-- Begin Given text --
Plaintiff-appellant, Fred C. Buelow, appeals the decision of the Cuyahoga County Common Pleas Court granting defendant-appellee, Vocational Guidance Services' motion for summary judgment. For the reasons that follow, we affirm.
Appellee is a non-profit organization that rehabilitates, trains and employs physically and mentally disabled individuals. Appellant was hired by appellee in February 1977 as its chief financial officer. Appellant was employed in this capacity for the next twenty years, until he was terminated on February 3, 1997 by appellee's Chief Executive Officer, Richard Oestreich.
Throughout his employment with appellee, appellant was responsible for appellee's day-to-day financial operation, including paying bills, collecting monies, allocating funds among appellee's various programs and departments, and preparing monthly financial statements. In addition to his financial duties, appellant was also responsible for the administration of appellee's physical facility, including the security and maintenance of the building. Beginning in 1987, appellant was responsible for managing appellee's WINGS operation, a "make-work" program for disabled individuals involving the manufacture of magnets and key chains.
As appellee's chief financial officer, appellant was responsible for preparing appellee's annual budget. The budgeting process began in October of each year, when the managers of each division submitted a budget for the upcoming year for his or her particular program. Appellant would then prepare a balanced budget for the entire organization.
-- End Given text --
-- Begin Records provided --
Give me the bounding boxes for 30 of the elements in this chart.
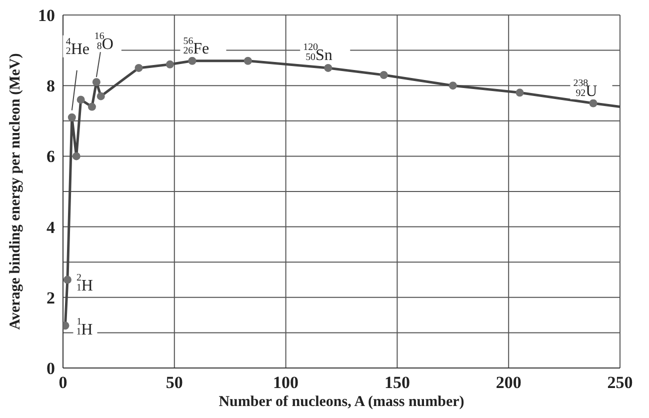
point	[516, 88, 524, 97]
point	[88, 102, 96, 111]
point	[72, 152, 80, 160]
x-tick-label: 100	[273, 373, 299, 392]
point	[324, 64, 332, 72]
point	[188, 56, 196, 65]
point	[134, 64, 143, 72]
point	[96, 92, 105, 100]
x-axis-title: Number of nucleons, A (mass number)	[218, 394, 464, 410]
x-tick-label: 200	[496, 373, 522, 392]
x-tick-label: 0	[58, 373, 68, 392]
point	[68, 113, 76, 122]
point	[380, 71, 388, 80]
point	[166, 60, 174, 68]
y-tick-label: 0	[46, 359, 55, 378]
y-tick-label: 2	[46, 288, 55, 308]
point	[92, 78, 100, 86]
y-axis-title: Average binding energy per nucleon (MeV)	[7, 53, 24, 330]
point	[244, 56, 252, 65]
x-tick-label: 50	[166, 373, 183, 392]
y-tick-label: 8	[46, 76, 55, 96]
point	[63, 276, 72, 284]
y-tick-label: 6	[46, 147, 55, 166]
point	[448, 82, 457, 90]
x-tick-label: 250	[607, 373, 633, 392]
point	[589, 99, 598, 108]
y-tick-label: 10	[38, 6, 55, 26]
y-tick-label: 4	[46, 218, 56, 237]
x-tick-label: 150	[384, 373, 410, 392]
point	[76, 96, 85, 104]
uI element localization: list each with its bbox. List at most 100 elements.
-- End Records provided --
-- Begin Records provided --
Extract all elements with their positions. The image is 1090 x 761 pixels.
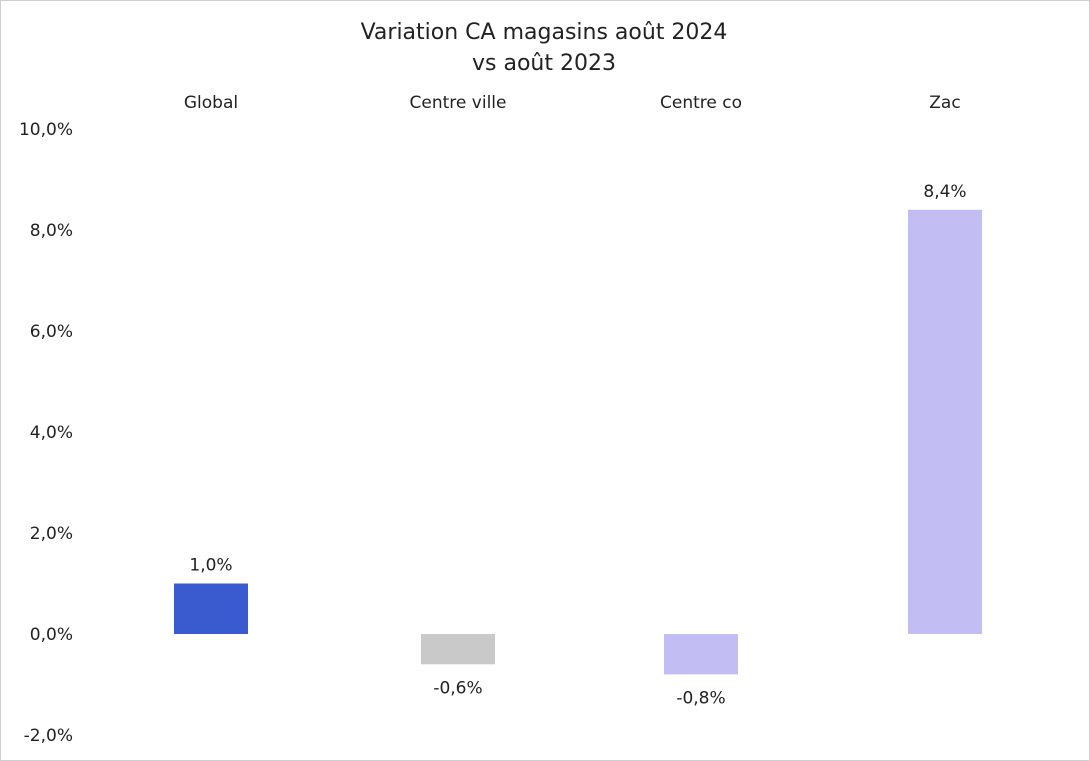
-- End Records provided --
-- Begin Records provided --
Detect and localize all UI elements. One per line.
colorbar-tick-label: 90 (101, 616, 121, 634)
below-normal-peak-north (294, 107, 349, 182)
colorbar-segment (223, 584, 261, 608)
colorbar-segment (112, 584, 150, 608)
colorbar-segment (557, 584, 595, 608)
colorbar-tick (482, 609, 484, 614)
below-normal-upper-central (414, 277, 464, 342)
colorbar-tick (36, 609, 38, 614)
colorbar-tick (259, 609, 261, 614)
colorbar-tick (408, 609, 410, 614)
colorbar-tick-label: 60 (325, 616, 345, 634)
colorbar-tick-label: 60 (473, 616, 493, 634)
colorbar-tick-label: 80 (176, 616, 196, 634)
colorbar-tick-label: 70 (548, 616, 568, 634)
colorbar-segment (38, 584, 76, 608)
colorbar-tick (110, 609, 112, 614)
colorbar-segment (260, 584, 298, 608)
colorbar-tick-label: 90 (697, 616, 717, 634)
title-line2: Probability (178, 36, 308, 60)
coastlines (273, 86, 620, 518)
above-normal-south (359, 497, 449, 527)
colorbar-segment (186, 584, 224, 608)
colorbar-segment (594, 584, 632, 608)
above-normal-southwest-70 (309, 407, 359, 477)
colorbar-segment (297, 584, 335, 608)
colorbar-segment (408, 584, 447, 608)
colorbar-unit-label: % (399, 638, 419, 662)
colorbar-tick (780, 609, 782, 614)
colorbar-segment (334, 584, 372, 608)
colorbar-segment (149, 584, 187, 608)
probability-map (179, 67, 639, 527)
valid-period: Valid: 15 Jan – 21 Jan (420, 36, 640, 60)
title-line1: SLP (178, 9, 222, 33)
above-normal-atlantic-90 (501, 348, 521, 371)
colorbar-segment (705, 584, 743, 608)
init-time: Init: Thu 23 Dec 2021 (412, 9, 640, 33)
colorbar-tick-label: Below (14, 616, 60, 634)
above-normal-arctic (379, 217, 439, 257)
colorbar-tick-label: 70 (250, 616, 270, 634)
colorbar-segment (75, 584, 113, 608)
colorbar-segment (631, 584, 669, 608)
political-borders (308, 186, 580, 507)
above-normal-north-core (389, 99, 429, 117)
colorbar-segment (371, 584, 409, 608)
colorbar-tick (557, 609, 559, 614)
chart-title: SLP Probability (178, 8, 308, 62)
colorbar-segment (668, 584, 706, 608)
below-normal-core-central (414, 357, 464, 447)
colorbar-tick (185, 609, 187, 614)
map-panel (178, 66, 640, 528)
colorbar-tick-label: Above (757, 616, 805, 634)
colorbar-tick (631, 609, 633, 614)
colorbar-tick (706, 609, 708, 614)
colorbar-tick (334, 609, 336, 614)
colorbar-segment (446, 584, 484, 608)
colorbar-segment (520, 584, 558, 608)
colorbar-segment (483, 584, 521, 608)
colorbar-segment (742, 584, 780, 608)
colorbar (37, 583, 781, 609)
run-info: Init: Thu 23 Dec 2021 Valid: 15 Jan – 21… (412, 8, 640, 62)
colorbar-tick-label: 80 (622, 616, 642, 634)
-- End Records provided --
Short problem
Continue the court opinion about Fred C. Buelow's termination from the point where it stops above.

Task answer
In December, the balanced budget for the coming year was presented to the finance committee of appellee's Board of Trustees for its approval. In January, the budget was presented to the entire Board for its approval. After the budget was adopted, appellant utilized monthly financial statements to assess appellee's financial condition throughout the years. The Board was kept informed of appellee's financial condition through periodic overall organizational income statements prepared by appellant.
On November 14, 1996, the Board of Trustees held a regularly scheduled meeting. At that meeting, the Board was given a routine financial statement that reflected appellee's activities from January 1996 through October 1996. As of November 1, 1996, income was $12,018,501 and expenses were $12,477,099, meaning that the ten-month activity showed a deficit of $558,598; an $81,598 difference between the projected $477,000 deficit which appellee had expected as of November 1, 1996 and the actual deficit.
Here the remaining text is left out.